>> start SUPPLIED RECORDS

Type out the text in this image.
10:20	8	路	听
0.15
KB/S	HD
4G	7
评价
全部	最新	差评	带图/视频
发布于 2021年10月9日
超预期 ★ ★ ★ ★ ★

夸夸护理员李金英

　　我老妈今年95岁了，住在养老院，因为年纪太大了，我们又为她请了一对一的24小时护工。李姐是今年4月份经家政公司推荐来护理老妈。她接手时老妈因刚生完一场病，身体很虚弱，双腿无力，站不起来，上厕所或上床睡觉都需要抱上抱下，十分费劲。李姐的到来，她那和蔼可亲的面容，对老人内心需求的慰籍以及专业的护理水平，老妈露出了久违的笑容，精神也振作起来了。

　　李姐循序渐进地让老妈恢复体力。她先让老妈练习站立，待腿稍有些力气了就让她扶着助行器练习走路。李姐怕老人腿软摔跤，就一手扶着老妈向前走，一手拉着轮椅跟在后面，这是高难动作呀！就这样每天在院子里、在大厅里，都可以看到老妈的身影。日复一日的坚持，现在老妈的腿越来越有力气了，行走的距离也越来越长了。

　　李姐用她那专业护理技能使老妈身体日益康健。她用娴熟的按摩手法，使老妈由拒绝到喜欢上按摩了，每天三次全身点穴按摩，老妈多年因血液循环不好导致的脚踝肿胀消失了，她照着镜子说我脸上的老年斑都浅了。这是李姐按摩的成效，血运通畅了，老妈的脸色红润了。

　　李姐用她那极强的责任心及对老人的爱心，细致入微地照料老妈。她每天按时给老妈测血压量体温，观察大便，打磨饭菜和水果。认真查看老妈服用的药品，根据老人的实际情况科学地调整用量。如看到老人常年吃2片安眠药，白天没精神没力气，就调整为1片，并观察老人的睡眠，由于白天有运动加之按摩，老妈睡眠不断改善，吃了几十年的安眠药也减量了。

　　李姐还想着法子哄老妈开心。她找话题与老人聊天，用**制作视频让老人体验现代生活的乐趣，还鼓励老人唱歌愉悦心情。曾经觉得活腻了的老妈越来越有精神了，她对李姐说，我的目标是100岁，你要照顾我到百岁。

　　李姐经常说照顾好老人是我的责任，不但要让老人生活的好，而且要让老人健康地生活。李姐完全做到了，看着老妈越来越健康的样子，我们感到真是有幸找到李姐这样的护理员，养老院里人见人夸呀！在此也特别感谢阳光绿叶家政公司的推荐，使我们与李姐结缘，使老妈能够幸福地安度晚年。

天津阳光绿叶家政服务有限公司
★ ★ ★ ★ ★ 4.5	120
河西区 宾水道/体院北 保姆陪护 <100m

>> end SUPPLIED RECORDS

PROBLEM TO SOLVE -
Each record must be repeated exactly as it is.

WRITTEN RESPONSE -
Type out the text in this image.
10:20	8	路	听
0.15
KB/S	HD
4G	7
评价
全部	最新	差评	带图/视频
发布于 2021年10月9日
超预期 ★ ★ ★ ★ ★

夸夸护理员李金英

　　我老妈今年95岁了，住在养老院，因为年纪太大了，我们又为她请了一对一的24小时护工。李姐是今年4月份经家政公司推荐来护理老妈。她接手时老妈因刚生完一场病，身体很虚弱，双腿无力，站不起来，上厕所或上床睡觉都需要抱上抱下，十分费劲。李姐的到来，她那和蔼可亲的面容，对老人内心需求的慰籍以及专业的护理水平，老妈露出了久违的笑容，精神也振作起来了。

　　李姐循序渐进地让老妈恢复体力。她先让老妈练习站立，待腿稍有些力气了就让她扶着助行器练习走路。李姐怕老人腿软摔跤，就一手扶着老妈向前走，一手拉着轮椅跟在后面，这是高难动作呀！就这样每天在院子里、在大厅里，都可以看到老妈的身影。日复一日的坚持，现在老妈的腿越来越有力气了，行走的距离也越来越长了。

　　李姐用她那专业护理技能使老妈身体日益康健。她用娴熟的按摩手法，使老妈由拒绝到喜欢上按摩了，每天三次全身点穴按摩，老妈多年因血液循环不好导致的脚踝肿胀消失了，她照着镜子说我脸上的老年斑都浅了。这是李姐按摩的成效，血运通畅了，老妈的脸色红润了。

　　李姐用她那极强的责任心及对老人的爱心，细致入微地照料老妈。她每天按时给老妈测血压量体温，观察大便，打磨饭菜和水果。认真查看老妈服用的药品，根据老人的实际情况科学地调整用量。如看到老人常年吃2片安眠药，白天没精神没力气，就调整为1片，并观察老人的睡眠，由于白天有运动加之按摩，老妈睡眠不断改善，吃了几十年的安眠药也减量了。

　　李姐还想着法子哄老妈开心。她找话题与老人聊天，用**制作视频让老人体验现代生活的乐趣，还鼓励老人唱歌愉悦心情。曾经觉得活腻了的老妈越来越有精神了，她对李姐说，我的目标是100岁，你要照顾我到百岁。

　　李姐经常说照顾好老人是我的责任，不但要让老人生活的好，而且要让老人健康地生活。李姐完全做到了，看着老妈越来越健康的样子，我们感到真是有幸找到李姐这样的护理员，养老院里人见人夸呀！在此也特别感谢阳光绿叶家政公司的推荐，使我们与李姐结缘，使老妈能够幸福地安度晚年。

天津阳光绿叶家政服务有限公司
★ ★ ★ ★ ★ 4.5	120
河西区 宾水道/体院北 保姆陪护 <100m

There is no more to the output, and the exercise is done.